** START OF Source records **
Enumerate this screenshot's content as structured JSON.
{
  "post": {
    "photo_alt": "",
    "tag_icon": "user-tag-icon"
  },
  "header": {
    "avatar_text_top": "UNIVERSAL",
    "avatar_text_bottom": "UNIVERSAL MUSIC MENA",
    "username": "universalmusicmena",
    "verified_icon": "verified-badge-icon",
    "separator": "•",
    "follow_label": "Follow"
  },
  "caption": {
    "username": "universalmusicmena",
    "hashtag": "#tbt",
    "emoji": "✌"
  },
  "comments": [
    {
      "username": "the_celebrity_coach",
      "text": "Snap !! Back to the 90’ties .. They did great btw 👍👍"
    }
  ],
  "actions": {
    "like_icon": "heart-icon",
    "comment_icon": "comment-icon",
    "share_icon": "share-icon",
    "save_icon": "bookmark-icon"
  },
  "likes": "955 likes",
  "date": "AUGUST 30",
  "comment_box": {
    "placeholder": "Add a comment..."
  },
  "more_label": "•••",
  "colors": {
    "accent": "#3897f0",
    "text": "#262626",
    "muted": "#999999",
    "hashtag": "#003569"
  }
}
** END OF Source records **
#### [Aim]
Return every entry exactly as given.

#### [Finished task]
Enumerate this screenshot's content as structured JSON.
{
  "post": {
    "photo_alt": "",
    "tag_icon": "user-tag-icon"
  },
  "header": {
    "avatar_text_top": "UNIVERSAL",
    "avatar_text_bottom": "UNIVERSAL MUSIC MENA",
    "username": "universalmusicmena",
    "verified_icon": "verified-badge-icon",
    "separator": "•",
    "follow_label": "Follow"
  },
  "caption": {
    "username": "universalmusicmena",
    "hashtag": "#tbt",
    "emoji": "✌"
  },
  "comments": [
    {
      "username": "the_celebrity_coach",
      "text": "Snap !! Back to the 90’ties .. They did great btw 👍👍"
    }
  ],
  "actions": {
    "like_icon": "heart-icon",
    "comment_icon": "comment-icon",
    "share_icon": "share-icon",
    "save_icon": "bookmark-icon"
  },
  "likes": "955 likes",
  "date": "AUGUST 30",
  "comment_box": {
    "placeholder": "Add a comment..."
  },
  "more_label": "•••",
  "colors": {
    "accent": "#3897f0",
    "text": "#262626",
    "muted": "#999999",
    "hashtag": "#003569"
  }
}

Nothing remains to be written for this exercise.